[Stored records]
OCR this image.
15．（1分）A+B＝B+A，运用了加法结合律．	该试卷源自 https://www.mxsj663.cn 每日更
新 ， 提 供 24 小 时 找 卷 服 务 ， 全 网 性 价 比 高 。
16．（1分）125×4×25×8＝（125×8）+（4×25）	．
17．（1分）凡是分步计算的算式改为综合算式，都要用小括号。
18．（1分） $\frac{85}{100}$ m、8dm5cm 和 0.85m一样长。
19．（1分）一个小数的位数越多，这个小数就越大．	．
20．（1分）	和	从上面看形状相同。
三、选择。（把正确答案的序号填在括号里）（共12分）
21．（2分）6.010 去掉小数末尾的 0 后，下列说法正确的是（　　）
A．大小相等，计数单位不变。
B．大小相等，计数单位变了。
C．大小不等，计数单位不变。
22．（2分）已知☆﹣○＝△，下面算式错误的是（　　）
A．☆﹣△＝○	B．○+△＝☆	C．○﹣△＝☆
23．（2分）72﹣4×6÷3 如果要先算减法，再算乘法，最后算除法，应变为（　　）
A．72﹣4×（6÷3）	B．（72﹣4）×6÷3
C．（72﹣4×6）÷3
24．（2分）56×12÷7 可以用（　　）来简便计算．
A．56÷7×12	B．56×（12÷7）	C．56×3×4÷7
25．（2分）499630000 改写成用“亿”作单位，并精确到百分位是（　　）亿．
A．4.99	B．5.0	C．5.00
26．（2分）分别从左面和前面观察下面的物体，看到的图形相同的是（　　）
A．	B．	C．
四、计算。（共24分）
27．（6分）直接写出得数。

(Task requirements): Return every record above exactly as it appears.

(Solved exercise):
OCR this image.
15．（1分）A+B＝B+A，运用了加法结合律．	该试卷源自 https://www.mxsj663.cn 每日更
新 ， 提 供 24 小 时 找 卷 服 务 ， 全 网 性 价 比 高 。
16．（1分）125×4×25×8＝（125×8）+（4×25）	．
17．（1分）凡是分步计算的算式改为综合算式，都要用小括号。
18．（1分） $\frac{85}{100}$ m、8dm5cm 和 0.85m一样长。
19．（1分）一个小数的位数越多，这个小数就越大．	．
20．（1分）	和	从上面看形状相同。
三、选择。（把正确答案的序号填在括号里）（共12分）
21．（2分）6.010 去掉小数末尾的 0 后，下列说法正确的是（　　）
A．大小相等，计数单位不变。
B．大小相等，计数单位变了。
C．大小不等，计数单位不变。
22．（2分）已知☆﹣○＝△，下面算式错误的是（　　）
A．☆﹣△＝○	B．○+△＝☆	C．○﹣△＝☆
23．（2分）72﹣4×6÷3 如果要先算减法，再算乘法，最后算除法，应变为（　　）
A．72﹣4×（6÷3）	B．（72﹣4）×6÷3
C．（72﹣4×6）÷3
24．（2分）56×12÷7 可以用（　　）来简便计算．
A．56÷7×12	B．56×（12÷7）	C．56×3×4÷7
25．（2分）499630000 改写成用“亿”作单位，并精确到百分位是（　　）亿．
A．4.99	B．5.0	C．5.00
26．（2分）分别从左面和前面观察下面的物体，看到的图形相同的是（　　）
A．	B．	C．
四、计算。（共24分）
27．（6分）直接写出得数。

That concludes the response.